— Start SUPPLIED DATA —
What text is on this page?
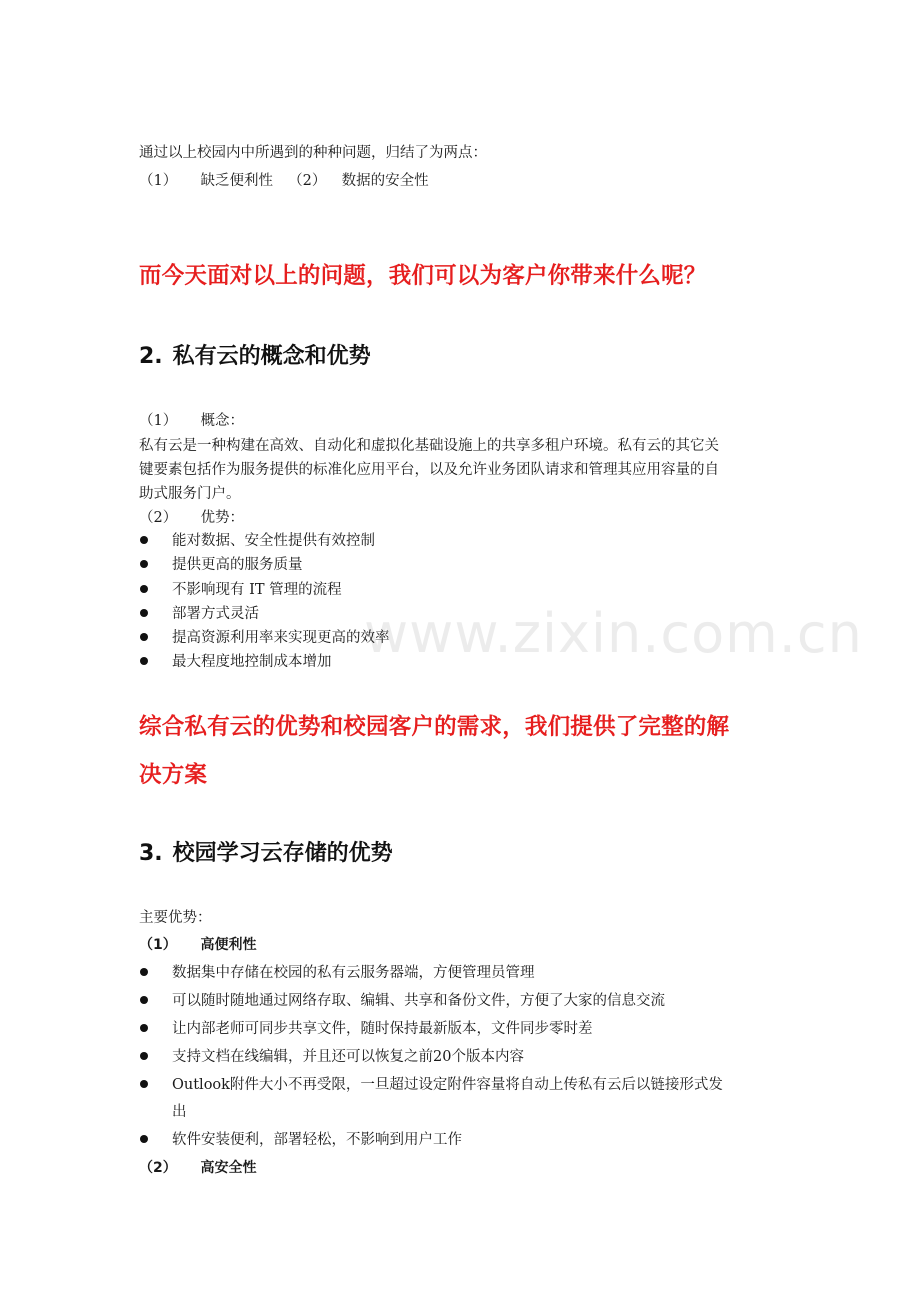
www.zixin.com.cn
通过以上校园内中所遇到的种种问题，归结了为两点：
（1） 缺乏便利性 （2） 数据的安全性
而今天面对以上的问题，我们可以为客户你带来什么呢？
2. 私有云的概念和优势
（1） 概念：
私有云是一种构建在高效、自动化和虚拟化基础设施上的共享多租户环境。私有云的其它关
键要素包括作为服务提供的标准化应用平台，以及允许业务团队请求和管理其应用容量的自
助式服务门户。
（2） 优势：
能对数据、安全性提供有效控制
提供更高的服务质量
不影响现有 IT 管理的流程
部署方式灵活
提高资源利用率来实现更高的效率
最大程度地控制成本增加
综合私有云的优势和校园客户的需求，我们提供了完整的解
决方案
3. 校园学习云存储的优势
主要优势：
（1） 高便利性
数据集中存储在校园的私有云服务器端，方便管理员管理
可以随时随地通过网络存取、编辑、共享和备份文件，方便了大家的信息交流
让内部老师可同步共享文件，随时保持最新版本，文件同步零时差
支持文档在线编辑，并且还可以恢复之前20个版本内容
Outlook附件大小不再受限，一旦超过设定附件容量将自动上传私有云后以链接形式发
出
软件安装便利，部署轻松，不影响到用户工作
（2） 高安全性
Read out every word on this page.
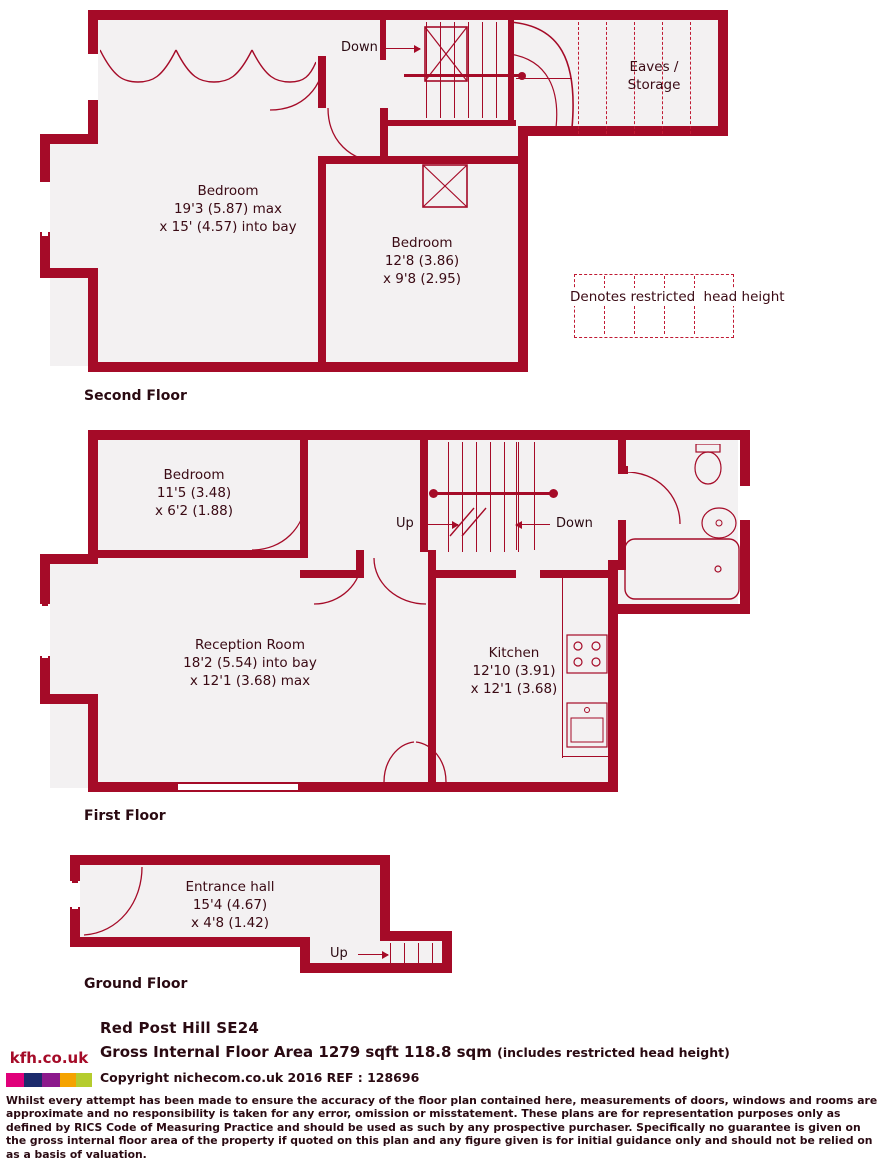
Bedroom
19'3 (5.87) max
x 15' (4.57) into bay
Bedroom
12'8 (3.86)
x 9'8 (2.95)
Eaves /
Storage
Down
Second Floor
Denotes restricted head height
Up	Down
Bedroom
11'5 (3.48)
x 6'2 (1.88)
Reception Room
18'2 (5.54) into bay
x 12'1 (3.68) max
Kitchen
12'10 (3.91)
x 12'1 (3.68)
First Floor
Up
Entrance hall
15'4 (4.67)
x 4'8 (1.42)
Ground Floor
kfh.co.uk
Red Post Hill SE24
Gross Internal Floor Area 1279 sqft 118.8 sqm (includes restricted head height)
Copyright nichecom.co.uk 2016 REF : 128696
Whilst every attempt has been made to ensure the accuracy of the floor plan contained here, measurements of doors, windows and rooms are approximate and no responsibility is taken for any error, omission or misstatement. These plans are for representation purposes only as defined by RICS Code of Measuring Practice and should be used as such by any prospective purchaser. Specifically no guarantee is given on the gross internal floor area of the property if quoted on this plan and any figure given is for initial guidance only and should not be relied on as a basis of valuation.
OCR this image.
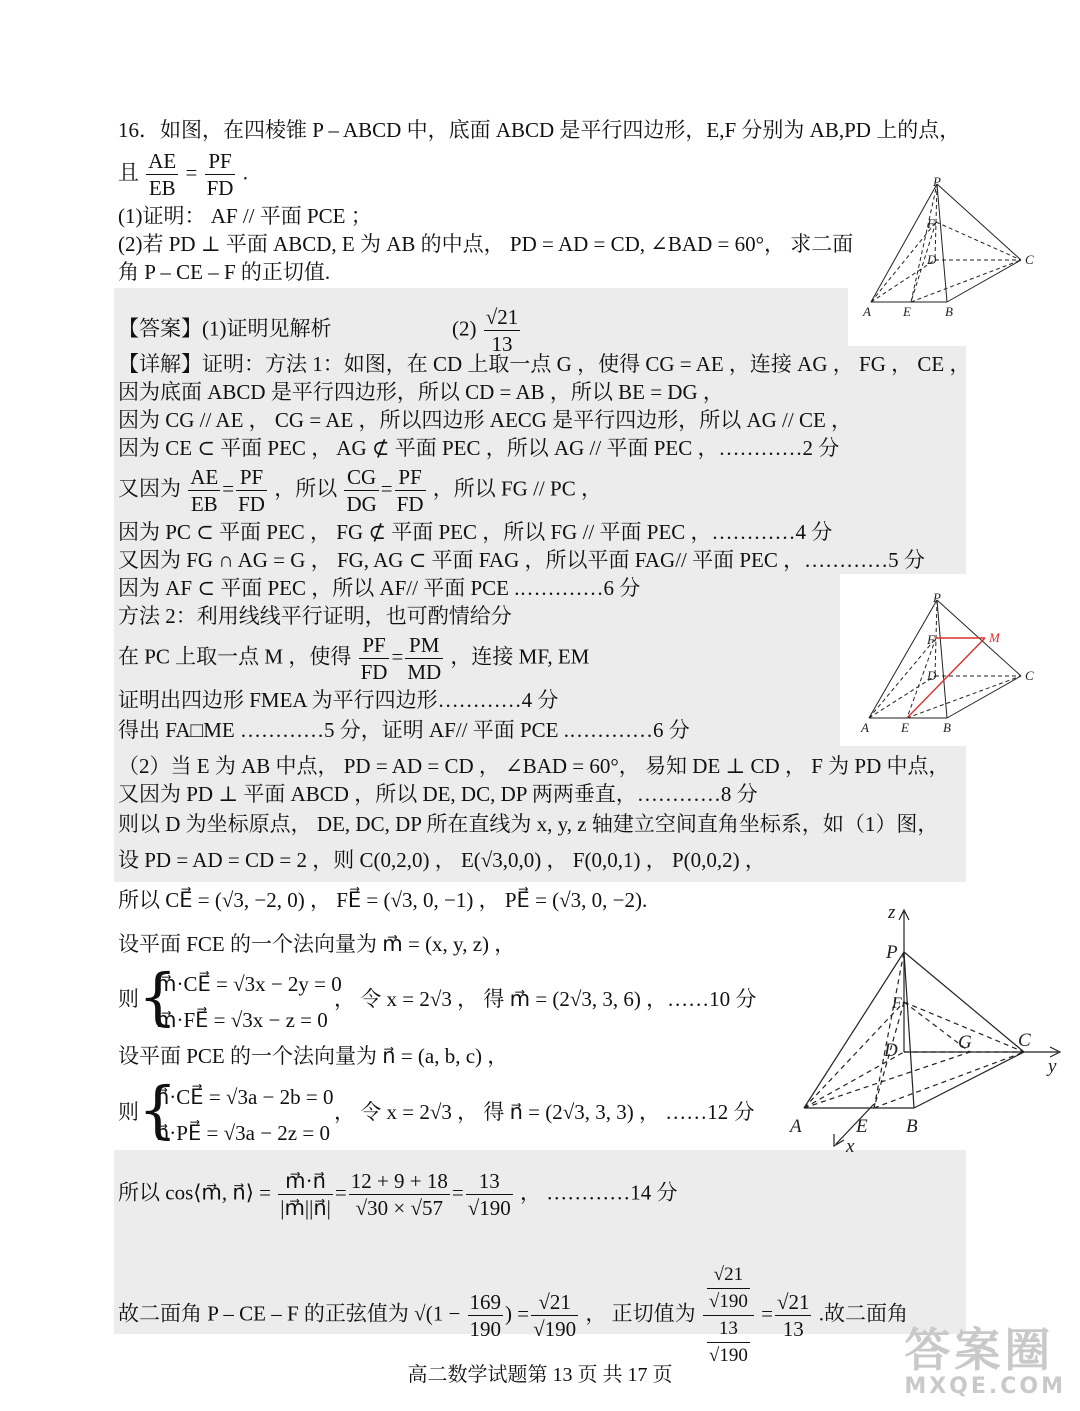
16．如图，在四棱锥 P – ABCD 中，底面 ABCD 是平行四边形，E,F 分别为 AB,PD 上的点，
且 $\frac{AE}{EB} = \frac{PF}{FD}$ .
(1)证明： AF // 平面 PCE ；
(2)若 PD ⊥ 平面 ABCD, E 为 AB 的中点， PD = AD = CD, ∠BAD = 60°， 求二面
角 P – CE – F 的正切值.
【答案】(1)证明见解析	$(2) \frac{√21}{13}$
【详解】证明：方法 1：如图，在 CD 上取一点 G ，使得 CG = AE ，连接 AG ， FG ， CE ，
因为底面 ABCD 是平行四边形，所以 CD = AB ，所以 BE = DG ，
因为 CG // AE ， CG = AE ，所以四边形 AECG 是平行四边形，所以 AG // CE ，
因为 CE ⊂ 平面 PEC ， AG ⊄ 平面 PEC ，所以 AG // 平面 PEC ，…………2 分
又因为 $\frac{AE}{EB} = \frac{PF}{FD}$ ，所以 $\frac{CG}{DG} = \frac{PF}{FD}$ ，所以 FG // PC ，
因为 PC ⊂ 平面 PEC ， FG ⊄ 平面 PEC ，所以 FG // 平面 PEC ，…………4 分
又因为 FG ∩ AG = G ， FG, AG ⊂ 平面 FAG ，所以平面 FAG// 平面 PEC ，…………5 分
因为 AF ⊂ 平面 PEC ，所以 AF// 平面 PCE .…………6 分
方法 2：利用线线平行证明，也可酌情给分
在 PC 上取一点 M ，使得 $\frac{PF}{FD} = \frac{PM}{MD}$ ，连接 MF, EM
证明出四边形 FMEA 为平行四边形…………4 分
得出 FA□ME …………5 分，证明 AF// 平面 PCE .…………6 分
（2）当 E 为 AB 中点， PD = AD = CD ， ∠BAD = 60°， 易知 DE ⊥ CD ， F 为 PD 中点，
又因为 PD ⊥ 平面 ABCD ，所以 DE, DC, DP 两两垂直，…………8 分
则以 D 为坐标原点， DE, DC, DP 所在直线为 x, y, z 轴建立空间直角坐标系，如（1）图，
设 PD = AD = CD = 2 ，则 C(0,2,0) ， E(√3,0,0) ， F(0,0,1) ， P(0,0,2) ，
所以 CE⃗ = (√3, −2, 0) ， FE⃗ = (√3, 0, −1) ， PE⃗ = (√3, 0, −2).
设平面 FCE 的一个法向量为 m⃗ = (x, y, z) ，
则 {
m⃗·CE⃗ = √3x − 2y = 0
m⃗·FE⃗ = √3x − z = 0
， 令 x = 2√3 ， 得 m⃗ = (2√3, 3, 6) ，……10 分
设平面 PCE 的一个法向量为 n⃗ = (a, b, c) ，
则 {
n⃗·CE⃗ = √3a − 2b = 0
n⃗·PE⃗ = √3a − 2z = 0
， 令 x = 2√3 ， 得 n⃗ = (2√3, 3, 3) ， ……12 分
所以 cos⟨m⃗, n⃗⟩ = $\frac{m⃗\cdot n⃗}{|m⃗||n⃗|} = \frac{12 + 9 + 18}{√30 \times √57} = \frac{13}{√190}$ ， …………14 分
故二面角 P – CE – F 的正弦值为 $√(1 - \frac{169}{190}$ ) = $\frac{√21}{√190}$ ， 正切值为 $\frac{\frac{√21}{√190}}{\frac{13}{√190}} = \frac{√21}{13}$ .故二面角
P
F
D	C
A E	B
P
F
D	C
A E	B
M
z
P
F
D	G C
y
A	E B
x
高二数学试题第 13 页 共 17 页	答案圈
MXQE.COM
— End SUPPLIED DATA —
**GIVEN PROBLEM**
Transcribe the whole listing, character for character, but not its images.

**ANSWER TO THIS TASK**
What text is on this page?
www.zixin.com.cn
通过以上校园内中所遇到的种种问题，归结了为两点：
（1） 缺乏便利性 （2） 数据的安全性
而今天面对以上的问题，我们可以为客户你带来什么呢？
2. 私有云的概念和优势
（1） 概念：
私有云是一种构建在高效、自动化和虚拟化基础设施上的共享多租户环境。私有云的其它关
键要素包括作为服务提供的标准化应用平台，以及允许业务团队请求和管理其应用容量的自
助式服务门户。
（2） 优势：
能对数据、安全性提供有效控制
提供更高的服务质量
不影响现有 IT 管理的流程
部署方式灵活
提高资源利用率来实现更高的效率
最大程度地控制成本增加
综合私有云的优势和校园客户的需求，我们提供了完整的解
决方案
3. 校园学习云存储的优势
主要优势：
（1） 高便利性
数据集中存储在校园的私有云服务器端，方便管理员管理
可以随时随地通过网络存取、编辑、共享和备份文件，方便了大家的信息交流
让内部老师可同步共享文件，随时保持最新版本，文件同步零时差
支持文档在线编辑，并且还可以恢复之前20个版本内容
Outlook附件大小不再受限，一旦超过设定附件容量将自动上传私有云后以链接形式发
出
软件安装便利，部署轻松，不影响到用户工作
（2） 高安全性
Read out every word on this page.
Bedroom
19'3 (5.87) max
x 15' (4.57) into bay
Bedroom
12'8 (3.86)
x 9'8 (2.95)
Eaves /
Storage
Down
Second Floor
Denotes restricted head height
Up	Down
Bedroom
11'5 (3.48)
x 6'2 (1.88)
Reception Room
18'2 (5.54) into bay
x 12'1 (3.68) max
Kitchen
12'10 (3.91)
x 12'1 (3.68)
First Floor
Up
Entrance hall
15'4 (4.67)
x 4'8 (1.42)
Ground Floor
kfh.co.uk
Red Post Hill SE24
Gross Internal Floor Area 1279 sqft 118.8 sqm (includes restricted head height)
Copyright nichecom.co.uk 2016 REF : 128696
Whilst every attempt has been made to ensure the accuracy of the floor plan contained here, measurements of doors, windows and rooms are approximate and no responsibility is taken for any error, omission or misstatement. These plans are for representation purposes only as defined by RICS Code of Measuring Practice and should be used as such by any prospective purchaser. Specifically no guarantee is given on the gross internal floor area of the property if quoted on this plan and any figure given is for initial guidance only and should not be relied on as a basis of valuation.
OCR this image.
16．如图，在四棱锥 P – ABCD 中，底面 ABCD 是平行四边形，E,F 分别为 AB,PD 上的点，
且 $\frac{AE}{EB} = \frac{PF}{FD}$ .
(1)证明： AF // 平面 PCE ；
(2)若 PD ⊥ 平面 ABCD, E 为 AB 的中点， PD = AD = CD, ∠BAD = 60°， 求二面
角 P – CE – F 的正切值.
【答案】(1)证明见解析	$(2) \frac{√21}{13}$
【详解】证明：方法 1：如图，在 CD 上取一点 G ，使得 CG = AE ，连接 AG ， FG ， CE ，
因为底面 ABCD 是平行四边形，所以 CD = AB ，所以 BE = DG ，
因为 CG // AE ， CG = AE ，所以四边形 AECG 是平行四边形，所以 AG // CE ，
因为 CE ⊂ 平面 PEC ， AG ⊄ 平面 PEC ，所以 AG // 平面 PEC ，…………2 分
又因为 $\frac{AE}{EB} = \frac{PF}{FD}$ ，所以 $\frac{CG}{DG} = \frac{PF}{FD}$ ，所以 FG // PC ，
因为 PC ⊂ 平面 PEC ， FG ⊄ 平面 PEC ，所以 FG // 平面 PEC ，…………4 分
又因为 FG ∩ AG = G ， FG, AG ⊂ 平面 FAG ，所以平面 FAG// 平面 PEC ，…………5 分
因为 AF ⊂ 平面 PEC ，所以 AF// 平面 PCE .…………6 分
方法 2：利用线线平行证明，也可酌情给分
在 PC 上取一点 M ，使得 $\frac{PF}{FD} = \frac{PM}{MD}$ ，连接 MF, EM
证明出四边形 FMEA 为平行四边形…………4 分
得出 FA□ME …………5 分，证明 AF// 平面 PCE .…………6 分
（2）当 E 为 AB 中点， PD = AD = CD ， ∠BAD = 60°， 易知 DE ⊥ CD ， F 为 PD 中点，
又因为 PD ⊥ 平面 ABCD ，所以 DE, DC, DP 两两垂直，…………8 分
则以 D 为坐标原点， DE, DC, DP 所在直线为 x, y, z 轴建立空间直角坐标系，如（1）图，
设 PD = AD = CD = 2 ，则 C(0,2,0) ， E(√3,0,0) ， F(0,0,1) ， P(0,0,2) ，
所以 CE⃗ = (√3, −2, 0) ， FE⃗ = (√3, 0, −1) ， PE⃗ = (√3, 0, −2).
设平面 FCE 的一个法向量为 m⃗ = (x, y, z) ，
则 {
m⃗·CE⃗ = √3x − 2y = 0
m⃗·FE⃗ = √3x − z = 0
， 令 x = 2√3 ， 得 m⃗ = (2√3, 3, 6) ，……10 分
设平面 PCE 的一个法向量为 n⃗ = (a, b, c) ，
则 {
n⃗·CE⃗ = √3a − 2b = 0
n⃗·PE⃗ = √3a − 2z = 0
， 令 x = 2√3 ， 得 n⃗ = (2√3, 3, 3) ， ……12 分
所以 cos⟨m⃗, n⃗⟩ = $\frac{m⃗\cdot n⃗}{|m⃗||n⃗|} = \frac{12 + 9 + 18}{√30 \times √57} = \frac{13}{√190}$ ， …………14 分
故二面角 P – CE – F 的正弦值为 $√(1 - \frac{169}{190}$ ) = $\frac{√21}{√190}$ ， 正切值为 $\frac{\frac{√21}{√190}}{\frac{13}{√190}} = \frac{√21}{13}$ .故二面角
P
F
D	C
A E	B
P
F
D	C
A E	B
M
z
P
F
D	G C
y
A	E B
x
高二数学试题第 13 页 共 17 页	答案圈
MXQE.COM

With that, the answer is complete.